AIM — Write out every line of the items below as a numbered list. Skip blank lines and leave out the pictures.

■ ■ ■ ■ ■

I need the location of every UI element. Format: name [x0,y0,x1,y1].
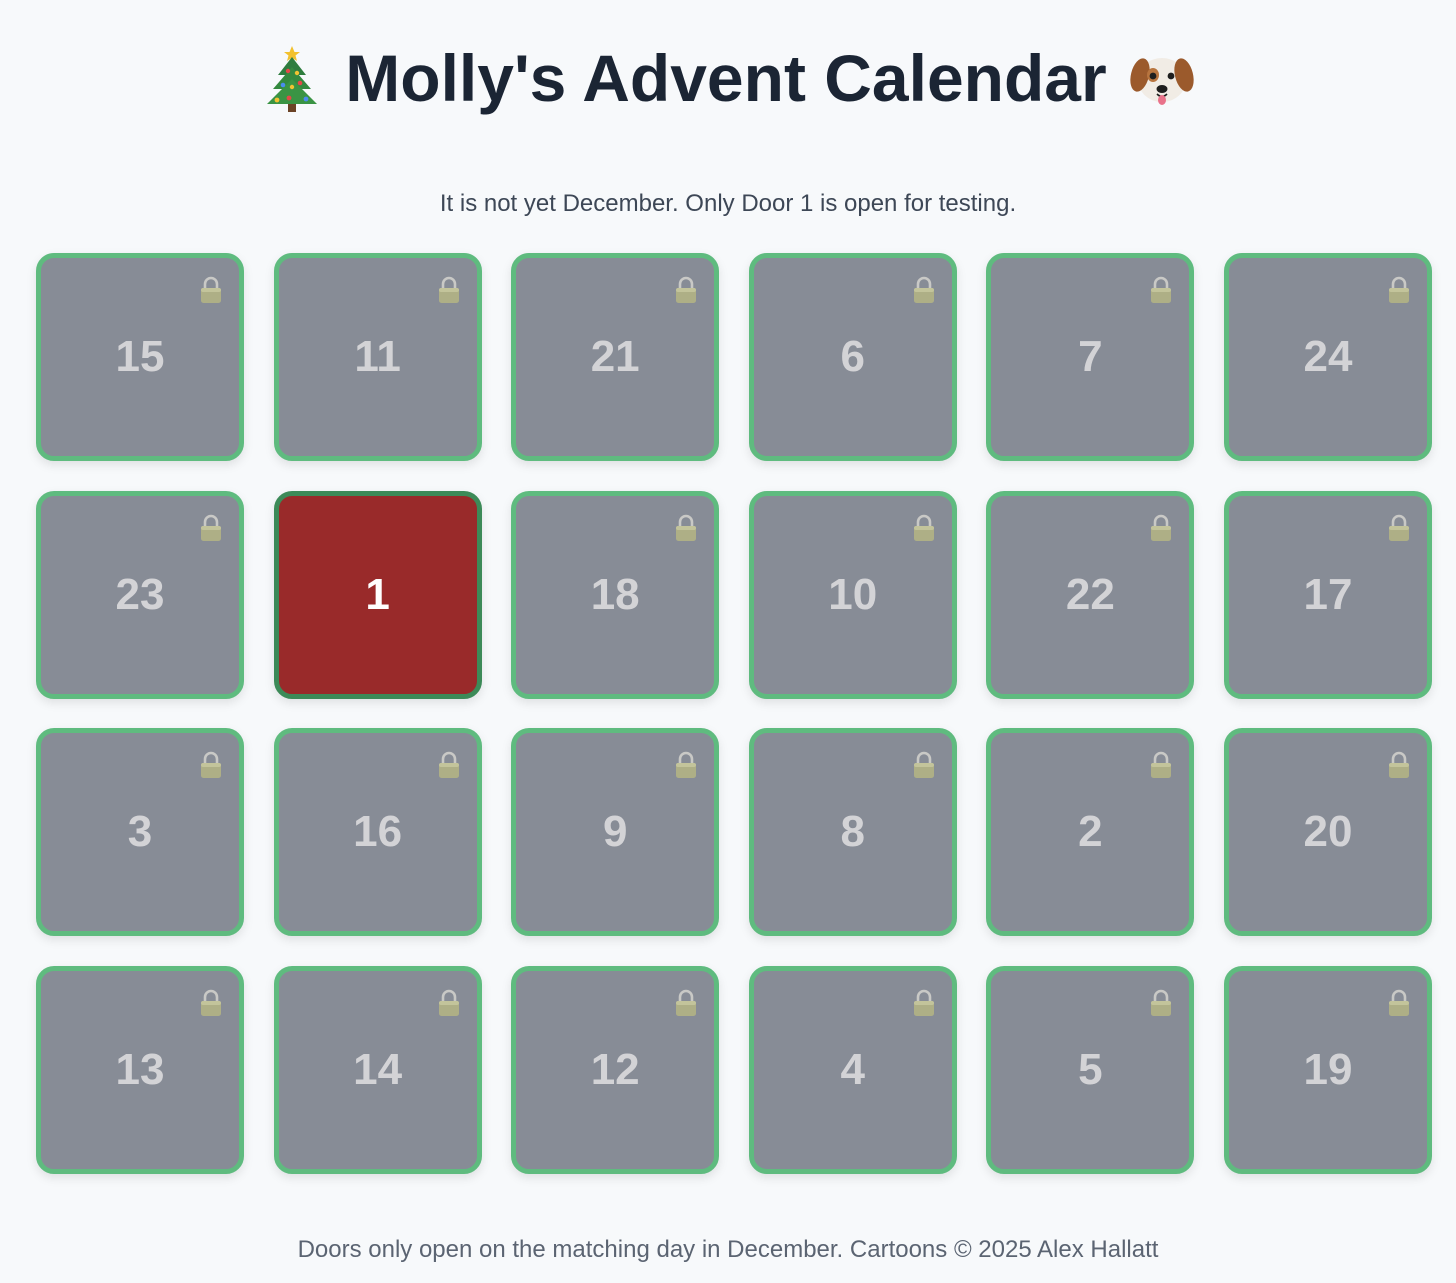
door-16[interactable]: 16 [273,728,482,937]
lock-icon [1149,751,1173,779]
lock-icon [199,751,223,779]
lock-icon [674,276,698,304]
footer-note: Doors only open on the matching day in D… [297,1236,1159,1263]
page-title: Molly's Advent Calendar [345,41,1107,115]
door-number: 3 [127,807,153,857]
door-22[interactable]: 22 [986,490,1195,699]
lock-icon [1387,514,1411,542]
door-number: 22 [1065,569,1115,619]
christmas-tree-icon [267,46,318,112]
door-number: 9 [602,807,628,857]
door-1[interactable]: 1 [273,490,482,699]
door-15[interactable]: 15 [36,253,244,461]
door-number: 10 [828,569,878,619]
door-24[interactable]: 24 [1223,253,1432,461]
door-10[interactable]: 10 [748,490,957,699]
door-23[interactable]: 23 [36,490,244,699]
door-5[interactable]: 5 [986,965,1195,1174]
door-number: 2 [1078,807,1103,857]
door-number: 1 [365,569,390,619]
door-number: 14 [353,1044,403,1094]
lock-icon [1149,514,1173,542]
lock-icon [437,276,461,304]
lock-icon [912,514,936,542]
lock-icon [199,989,223,1017]
lock-icon [437,989,461,1017]
door-number: 8 [840,807,866,857]
door-number: 16 [353,807,403,857]
lock-icon [199,276,223,304]
door-number: 18 [590,569,640,619]
door-19[interactable]: 19 [1223,965,1432,1174]
lock-icon [1387,751,1411,779]
door-4[interactable]: 4 [748,965,957,1174]
door-grid: 15 11 21 6 7 24 23 1 18 10 22 17 3 16 9 8 2 20 13 14 12 4 5 19 [36,253,1432,1174]
door-number: 13 [115,1044,165,1094]
door-number: 12 [590,1044,640,1094]
lock-icon [1149,276,1173,304]
door-2[interactable]: 2 [986,728,1195,937]
door-11[interactable]: 11 [273,253,482,461]
lock-icon [674,514,698,542]
door-21[interactable]: 21 [511,253,720,461]
door-number: 4 [840,1044,866,1094]
door-number: 17 [1303,569,1353,619]
lock-icon [1387,989,1411,1017]
door-3[interactable]: 3 [36,728,244,937]
door-number: 21 [590,332,640,381]
lock-icon [912,751,936,779]
door-number: 19 [1303,1044,1353,1094]
door-number: 24 [1303,332,1353,381]
door-18[interactable]: 18 [511,490,720,699]
status-note: It is not yet December. Only Door 1 is o… [439,190,1017,217]
lock-icon [912,276,936,304]
door-8[interactable]: 8 [748,728,957,937]
door-number: 23 [115,569,165,619]
lock-icon [1149,989,1173,1017]
door-number: 15 [115,332,165,381]
lock-icon [437,751,461,779]
lock-icon [912,989,936,1017]
door-number: 11 [354,332,401,381]
door-number: 5 [1078,1044,1103,1094]
door-12[interactable]: 12 [511,965,720,1174]
door-7[interactable]: 7 [986,253,1195,461]
lock-icon [674,751,698,779]
title-row: Molly's Advent Calendar [0,38,1456,118]
lock-icon [1387,276,1411,304]
door-number: 6 [840,332,866,381]
dog-face-icon [1130,58,1194,105]
door-14[interactable]: 14 [273,965,482,1174]
door-number: 20 [1303,807,1353,857]
door-6[interactable]: 6 [748,253,957,461]
door-13[interactable]: 13 [36,965,244,1174]
lock-icon [674,989,698,1017]
door-9[interactable]: 9 [511,728,720,937]
door-17[interactable]: 17 [1223,490,1432,699]
door-20[interactable]: 20 [1223,728,1432,937]
door-number: 7 [1078,332,1103,381]
lock-icon [199,514,223,542]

■ ■ ■ ■ ■

WORKED ANSWER —
1. I need the location of every UI element. Format: name [x0,y0,x1,y1].
2. door-16[interactable]: 16 [273,728,482,937]
3. lock-icon [1149,751,1173,779]
4. lock-icon [199,751,223,779]
5. lock-icon [674,276,698,304]
6. footer-note: Doors only open on the matching day in D… [297,1236,1159,1263]
7. page-title: Molly's Advent Calendar [345,41,1107,115]
8. door-number: 3 [127,807,153,857]
9. door-22[interactable]: 22 [986,490,1195,699]
10. lock-icon [1387,514,1411,542]
11. door-number: 22 [1065,569,1115,619]
12. christmas-tree-icon [267,46,318,112]
13. door-number: 9 [602,807,628,857]
14. door-1[interactable]: 1 [273,490,482,699]
15. door-15[interactable]: 15 [36,253,244,461]
16. door-number: 10 [828,569,878,619]
17. door-24[interactable]: 24 [1223,253,1432,461]
18. door-10[interactable]: 10 [748,490,957,699]
19. door-23[interactable]: 23 [36,490,244,699]
20. door-5[interactable]: 5 [986,965,1195,1174]
21. door-number: 2 [1078,807,1103,857]
22. door-number: 1 [365,569,390,619]
23. door-number: 14 [353,1044,403,1094]
24. lock-icon [1149,514,1173,542]
25. lock-icon [437,276,461,304]
26. lock-icon [912,514,936,542]
27. lock-icon [199,989,223,1017]
28. lock-icon [437,989,461,1017]
29. door-number: 8 [840,807,866,857]
30. door-number: 16 [353,807,403,857]
31. lock-icon [199,276,223,304]
32. door-number: 18 [590,569,640,619]
33. door-19[interactable]: 19 [1223,965,1432,1174]
34. lock-icon [1387,751,1411,779]
35. door-4[interactable]: 4 [748,965,957,1174]
36. door-grid: 15 11 21 6 7 24 23 1 18 10 22 17 3 16 9 8 2 20 13 14 12 4 5 19 [36,253,1432,1174]
37. door-number: 13 [115,1044,165,1094]
38. door-number: 12 [590,1044,640,1094]
39. lock-icon [1149,276,1173,304]
40. door-2[interactable]: 2 [986,728,1195,937]
41. door-11[interactable]: 11 [273,253,482,461]
42. lock-icon [674,514,698,542]
43. door-21[interactable]: 21 [511,253,720,461]
44. door-number: 4 [840,1044,866,1094]
45. door-number: 17 [1303,569,1353,619]
46. lock-icon [1387,989,1411,1017]
47. door-3[interactable]: 3 [36,728,244,937]
48. door-number: 21 [590,332,640,381]
49. lock-icon [912,751,936,779]
50. door-number: 19 [1303,1044,1353,1094]
51. door-number: 24 [1303,332,1353,381]
52. door-18[interactable]: 18 [511,490,720,699]
53. status-note: It is not yet December. Only Door 1 is o… [439,190,1017,217]
54. lock-icon [912,276,936,304]
55. door-8[interactable]: 8 [748,728,957,937]
56. door-number: 23 [115,569,165,619]
57. lock-icon [1149,989,1173,1017]
58. door-number: 15 [115,332,165,381]
59. lock-icon [437,751,461,779]
60. lock-icon [912,989,936,1017]
61. door-number: 11 [354,332,401,381]
62. door-number: 5 [1078,1044,1103,1094]
63. door-12[interactable]: 12 [511,965,720,1174]
64. door-7[interactable]: 7 [986,253,1195,461]
65. lock-icon [674,751,698,779]
66. title-row: Molly's Advent Calendar [0,38,1456,118]
67. lock-icon [1387,276,1411,304]
68. door-number: 6 [840,332,866,381]
69. dog-face-icon [1130,58,1194,105]
70. door-14[interactable]: 14 [273,965,482,1174]
71. door-number: 20 [1303,807,1353,857]
72. door-6[interactable]: 6 [748,253,957,461]
73. door-13[interactable]: 13 [36,965,244,1174]
74. lock-icon [674,989,698,1017]
75. door-9[interactable]: 9 [511,728,720,937]
76. door-17[interactable]: 17 [1223,490,1432,699]
77. door-20[interactable]: 20 [1223,728,1432,937]
78. door-number: 7 [1078,332,1103,381]
79. lock-icon [199,514,223,542]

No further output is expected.